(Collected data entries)
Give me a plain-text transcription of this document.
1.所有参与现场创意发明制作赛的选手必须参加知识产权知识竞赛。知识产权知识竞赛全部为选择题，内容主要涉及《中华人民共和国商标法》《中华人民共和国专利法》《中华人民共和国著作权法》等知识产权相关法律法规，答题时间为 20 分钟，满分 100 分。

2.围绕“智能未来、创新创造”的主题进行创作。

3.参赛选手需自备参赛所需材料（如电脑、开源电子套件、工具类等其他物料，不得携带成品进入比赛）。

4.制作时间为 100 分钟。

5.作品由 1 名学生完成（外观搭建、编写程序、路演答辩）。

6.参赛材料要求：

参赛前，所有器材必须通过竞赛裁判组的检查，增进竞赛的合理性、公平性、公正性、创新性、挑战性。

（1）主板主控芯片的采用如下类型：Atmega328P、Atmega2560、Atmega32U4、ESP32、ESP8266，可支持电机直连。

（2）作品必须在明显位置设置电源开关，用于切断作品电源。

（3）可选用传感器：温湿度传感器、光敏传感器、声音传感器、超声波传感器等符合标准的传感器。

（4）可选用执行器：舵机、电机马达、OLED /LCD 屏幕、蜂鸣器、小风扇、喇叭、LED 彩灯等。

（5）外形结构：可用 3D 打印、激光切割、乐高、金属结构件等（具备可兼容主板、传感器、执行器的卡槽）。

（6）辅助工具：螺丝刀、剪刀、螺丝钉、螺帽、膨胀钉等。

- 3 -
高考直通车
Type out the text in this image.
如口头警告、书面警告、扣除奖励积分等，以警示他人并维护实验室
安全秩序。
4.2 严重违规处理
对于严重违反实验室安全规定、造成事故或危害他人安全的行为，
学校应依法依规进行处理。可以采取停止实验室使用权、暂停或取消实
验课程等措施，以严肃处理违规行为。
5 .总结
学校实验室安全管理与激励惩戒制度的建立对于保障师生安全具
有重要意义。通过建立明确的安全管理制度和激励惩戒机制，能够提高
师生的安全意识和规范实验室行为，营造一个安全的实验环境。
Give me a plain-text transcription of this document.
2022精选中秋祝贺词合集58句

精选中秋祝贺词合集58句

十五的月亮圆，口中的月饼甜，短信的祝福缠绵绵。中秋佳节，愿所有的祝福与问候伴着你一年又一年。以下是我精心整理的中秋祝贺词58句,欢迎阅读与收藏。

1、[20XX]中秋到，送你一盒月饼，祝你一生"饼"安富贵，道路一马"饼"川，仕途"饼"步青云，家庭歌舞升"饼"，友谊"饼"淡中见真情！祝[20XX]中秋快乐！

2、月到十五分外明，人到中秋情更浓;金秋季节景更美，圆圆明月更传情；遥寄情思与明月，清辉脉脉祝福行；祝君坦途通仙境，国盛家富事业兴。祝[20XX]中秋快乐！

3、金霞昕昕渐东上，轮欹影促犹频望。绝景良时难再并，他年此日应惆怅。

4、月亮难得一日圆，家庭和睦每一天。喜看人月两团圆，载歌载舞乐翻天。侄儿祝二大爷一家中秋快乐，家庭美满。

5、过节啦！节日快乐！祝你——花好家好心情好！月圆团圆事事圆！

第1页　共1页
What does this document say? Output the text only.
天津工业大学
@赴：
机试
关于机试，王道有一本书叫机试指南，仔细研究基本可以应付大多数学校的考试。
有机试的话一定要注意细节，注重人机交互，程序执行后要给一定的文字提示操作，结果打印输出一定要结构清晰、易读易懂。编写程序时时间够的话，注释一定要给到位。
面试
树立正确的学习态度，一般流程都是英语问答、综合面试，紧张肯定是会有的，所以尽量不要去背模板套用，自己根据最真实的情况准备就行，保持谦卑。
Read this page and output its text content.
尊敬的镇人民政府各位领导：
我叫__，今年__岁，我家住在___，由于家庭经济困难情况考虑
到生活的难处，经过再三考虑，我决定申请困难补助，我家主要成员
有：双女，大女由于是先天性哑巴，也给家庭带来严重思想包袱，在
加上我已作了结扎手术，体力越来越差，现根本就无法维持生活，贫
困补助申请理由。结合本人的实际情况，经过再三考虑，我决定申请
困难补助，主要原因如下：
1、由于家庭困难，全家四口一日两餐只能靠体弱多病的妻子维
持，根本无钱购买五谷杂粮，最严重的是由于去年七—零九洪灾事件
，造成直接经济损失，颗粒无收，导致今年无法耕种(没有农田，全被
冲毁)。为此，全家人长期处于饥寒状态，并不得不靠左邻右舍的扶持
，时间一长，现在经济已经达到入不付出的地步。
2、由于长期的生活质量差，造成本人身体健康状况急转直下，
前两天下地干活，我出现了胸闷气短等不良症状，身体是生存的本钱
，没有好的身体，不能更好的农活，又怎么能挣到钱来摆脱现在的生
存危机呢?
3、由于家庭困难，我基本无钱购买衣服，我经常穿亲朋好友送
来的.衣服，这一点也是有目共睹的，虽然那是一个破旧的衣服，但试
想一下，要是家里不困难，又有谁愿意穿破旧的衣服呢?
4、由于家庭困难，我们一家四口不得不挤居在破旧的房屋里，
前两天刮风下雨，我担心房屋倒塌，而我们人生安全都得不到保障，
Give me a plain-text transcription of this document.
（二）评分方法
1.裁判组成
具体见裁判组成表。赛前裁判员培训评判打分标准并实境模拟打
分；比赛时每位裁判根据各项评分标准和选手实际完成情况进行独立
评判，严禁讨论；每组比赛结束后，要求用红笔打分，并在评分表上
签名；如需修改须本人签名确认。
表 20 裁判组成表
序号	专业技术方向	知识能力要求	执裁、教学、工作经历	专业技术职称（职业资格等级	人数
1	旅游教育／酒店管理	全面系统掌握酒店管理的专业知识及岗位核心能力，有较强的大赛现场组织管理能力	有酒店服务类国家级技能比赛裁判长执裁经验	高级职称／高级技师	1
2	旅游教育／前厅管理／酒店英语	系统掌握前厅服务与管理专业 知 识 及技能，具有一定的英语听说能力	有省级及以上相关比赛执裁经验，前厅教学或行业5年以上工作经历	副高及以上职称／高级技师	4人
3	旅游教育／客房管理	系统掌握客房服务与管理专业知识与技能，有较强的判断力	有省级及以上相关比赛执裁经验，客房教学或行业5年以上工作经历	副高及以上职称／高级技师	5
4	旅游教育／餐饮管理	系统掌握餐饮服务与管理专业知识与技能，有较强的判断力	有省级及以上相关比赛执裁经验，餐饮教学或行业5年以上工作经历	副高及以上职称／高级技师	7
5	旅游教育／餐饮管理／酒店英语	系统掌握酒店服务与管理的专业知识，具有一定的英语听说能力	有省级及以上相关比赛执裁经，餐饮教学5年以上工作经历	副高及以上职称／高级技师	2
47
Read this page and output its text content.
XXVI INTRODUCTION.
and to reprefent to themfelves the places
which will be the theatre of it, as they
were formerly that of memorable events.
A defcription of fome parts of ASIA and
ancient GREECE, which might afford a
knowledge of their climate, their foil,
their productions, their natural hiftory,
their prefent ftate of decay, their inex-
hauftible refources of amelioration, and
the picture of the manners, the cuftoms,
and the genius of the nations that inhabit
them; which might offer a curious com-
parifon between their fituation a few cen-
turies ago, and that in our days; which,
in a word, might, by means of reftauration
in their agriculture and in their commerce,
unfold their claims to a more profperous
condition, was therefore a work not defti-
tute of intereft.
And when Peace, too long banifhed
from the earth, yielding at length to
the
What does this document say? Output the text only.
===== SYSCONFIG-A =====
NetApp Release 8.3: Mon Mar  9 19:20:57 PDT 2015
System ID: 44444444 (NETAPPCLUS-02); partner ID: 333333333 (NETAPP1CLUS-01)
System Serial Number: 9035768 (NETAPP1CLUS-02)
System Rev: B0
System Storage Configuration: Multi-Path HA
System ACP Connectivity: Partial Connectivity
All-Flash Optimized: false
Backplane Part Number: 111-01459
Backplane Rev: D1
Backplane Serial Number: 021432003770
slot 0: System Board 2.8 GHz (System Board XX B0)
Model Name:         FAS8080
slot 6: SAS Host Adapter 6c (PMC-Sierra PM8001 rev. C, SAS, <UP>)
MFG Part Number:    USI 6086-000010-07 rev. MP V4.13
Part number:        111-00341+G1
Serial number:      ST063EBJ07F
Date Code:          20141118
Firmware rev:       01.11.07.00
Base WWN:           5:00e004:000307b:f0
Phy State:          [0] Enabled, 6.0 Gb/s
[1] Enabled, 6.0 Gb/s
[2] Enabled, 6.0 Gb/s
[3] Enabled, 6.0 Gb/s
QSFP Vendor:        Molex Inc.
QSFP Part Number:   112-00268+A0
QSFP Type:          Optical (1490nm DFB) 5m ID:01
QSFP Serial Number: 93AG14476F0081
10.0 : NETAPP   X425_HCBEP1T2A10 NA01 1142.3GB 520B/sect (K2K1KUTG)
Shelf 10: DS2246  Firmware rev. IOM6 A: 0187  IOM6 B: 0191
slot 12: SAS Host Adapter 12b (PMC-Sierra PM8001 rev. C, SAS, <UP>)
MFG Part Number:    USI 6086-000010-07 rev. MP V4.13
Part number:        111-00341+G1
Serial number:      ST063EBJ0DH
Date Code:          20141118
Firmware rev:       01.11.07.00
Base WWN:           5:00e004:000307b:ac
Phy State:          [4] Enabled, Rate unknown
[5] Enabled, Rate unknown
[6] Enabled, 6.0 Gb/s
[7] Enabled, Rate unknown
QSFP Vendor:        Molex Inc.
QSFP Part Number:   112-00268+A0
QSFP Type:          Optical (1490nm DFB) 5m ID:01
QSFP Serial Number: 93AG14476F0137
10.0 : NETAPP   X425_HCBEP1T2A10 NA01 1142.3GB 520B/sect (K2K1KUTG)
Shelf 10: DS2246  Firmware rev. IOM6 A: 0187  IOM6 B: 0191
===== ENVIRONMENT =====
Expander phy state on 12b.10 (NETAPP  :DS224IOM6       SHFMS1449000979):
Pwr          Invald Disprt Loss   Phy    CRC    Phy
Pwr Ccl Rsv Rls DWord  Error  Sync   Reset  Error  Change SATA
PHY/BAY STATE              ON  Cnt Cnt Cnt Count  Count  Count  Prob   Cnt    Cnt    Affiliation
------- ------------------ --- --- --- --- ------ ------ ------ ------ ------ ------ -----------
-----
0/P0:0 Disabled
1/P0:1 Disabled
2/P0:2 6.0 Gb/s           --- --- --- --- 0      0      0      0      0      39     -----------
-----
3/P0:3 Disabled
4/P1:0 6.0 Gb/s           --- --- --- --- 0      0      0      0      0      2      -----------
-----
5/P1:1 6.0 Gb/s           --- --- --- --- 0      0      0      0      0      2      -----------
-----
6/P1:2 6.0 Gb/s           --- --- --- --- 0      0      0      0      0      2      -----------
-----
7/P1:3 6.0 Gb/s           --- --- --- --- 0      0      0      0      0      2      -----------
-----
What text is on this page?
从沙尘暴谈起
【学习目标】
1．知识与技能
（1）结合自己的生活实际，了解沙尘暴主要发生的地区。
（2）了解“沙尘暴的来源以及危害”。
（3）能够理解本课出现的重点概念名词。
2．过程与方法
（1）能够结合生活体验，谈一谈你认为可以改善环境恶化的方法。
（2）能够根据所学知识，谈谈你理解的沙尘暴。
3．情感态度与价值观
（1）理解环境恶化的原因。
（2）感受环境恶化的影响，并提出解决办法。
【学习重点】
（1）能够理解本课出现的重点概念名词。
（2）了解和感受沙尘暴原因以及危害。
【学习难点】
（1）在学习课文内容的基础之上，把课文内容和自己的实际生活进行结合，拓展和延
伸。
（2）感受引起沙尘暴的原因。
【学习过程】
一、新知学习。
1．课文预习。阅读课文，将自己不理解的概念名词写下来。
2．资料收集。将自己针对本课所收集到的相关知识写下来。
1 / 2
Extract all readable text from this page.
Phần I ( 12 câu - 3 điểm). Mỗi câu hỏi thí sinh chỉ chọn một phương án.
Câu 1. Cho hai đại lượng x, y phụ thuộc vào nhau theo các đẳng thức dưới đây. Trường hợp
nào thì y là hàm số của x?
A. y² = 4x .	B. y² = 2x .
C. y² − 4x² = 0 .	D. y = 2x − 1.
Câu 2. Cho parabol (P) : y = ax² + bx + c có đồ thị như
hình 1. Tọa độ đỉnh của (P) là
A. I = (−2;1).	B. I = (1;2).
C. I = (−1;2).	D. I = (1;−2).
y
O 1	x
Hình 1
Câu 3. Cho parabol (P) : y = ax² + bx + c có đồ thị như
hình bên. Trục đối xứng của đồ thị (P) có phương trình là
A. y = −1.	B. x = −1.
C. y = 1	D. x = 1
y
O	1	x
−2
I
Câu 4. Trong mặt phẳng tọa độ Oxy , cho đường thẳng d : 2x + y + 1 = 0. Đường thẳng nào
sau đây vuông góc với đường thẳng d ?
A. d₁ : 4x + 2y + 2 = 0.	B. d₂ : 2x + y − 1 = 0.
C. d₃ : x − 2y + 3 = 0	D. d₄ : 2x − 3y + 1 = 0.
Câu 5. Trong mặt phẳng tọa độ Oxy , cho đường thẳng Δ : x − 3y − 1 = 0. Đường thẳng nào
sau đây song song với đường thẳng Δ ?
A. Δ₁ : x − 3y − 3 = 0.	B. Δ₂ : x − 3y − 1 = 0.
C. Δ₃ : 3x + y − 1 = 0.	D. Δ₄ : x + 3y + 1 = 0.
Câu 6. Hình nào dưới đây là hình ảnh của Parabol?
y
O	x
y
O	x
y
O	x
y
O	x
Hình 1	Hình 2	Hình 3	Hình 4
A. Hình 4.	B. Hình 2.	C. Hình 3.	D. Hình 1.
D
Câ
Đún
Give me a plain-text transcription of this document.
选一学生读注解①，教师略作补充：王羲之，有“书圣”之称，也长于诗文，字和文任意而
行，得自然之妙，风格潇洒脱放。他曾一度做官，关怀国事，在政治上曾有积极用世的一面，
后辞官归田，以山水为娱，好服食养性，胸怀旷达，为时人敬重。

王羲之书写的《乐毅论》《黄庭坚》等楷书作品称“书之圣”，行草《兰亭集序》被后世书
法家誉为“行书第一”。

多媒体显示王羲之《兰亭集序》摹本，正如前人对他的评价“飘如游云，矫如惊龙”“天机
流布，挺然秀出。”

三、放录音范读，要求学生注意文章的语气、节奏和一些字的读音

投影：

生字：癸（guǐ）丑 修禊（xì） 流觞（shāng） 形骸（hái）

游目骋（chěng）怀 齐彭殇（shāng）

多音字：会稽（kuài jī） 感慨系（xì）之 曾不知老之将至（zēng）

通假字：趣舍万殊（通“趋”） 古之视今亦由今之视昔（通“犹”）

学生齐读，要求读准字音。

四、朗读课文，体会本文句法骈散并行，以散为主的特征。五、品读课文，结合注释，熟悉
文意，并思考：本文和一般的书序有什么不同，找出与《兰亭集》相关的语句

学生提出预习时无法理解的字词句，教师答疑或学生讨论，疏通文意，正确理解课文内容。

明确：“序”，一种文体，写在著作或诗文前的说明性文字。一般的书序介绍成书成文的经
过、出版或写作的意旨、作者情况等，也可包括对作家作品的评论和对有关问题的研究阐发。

● **Task statement**: Look through the entries and return every line where "Host" appears.

● **Task result**:
slot 6: SAS Host Adapter 6c (PMC-Sierra PM8001 rev. C, SAS, <UP>)
slot 12: SAS Host Adapter 12b (PMC-Sierra PM8001 rev. C, SAS, <UP>)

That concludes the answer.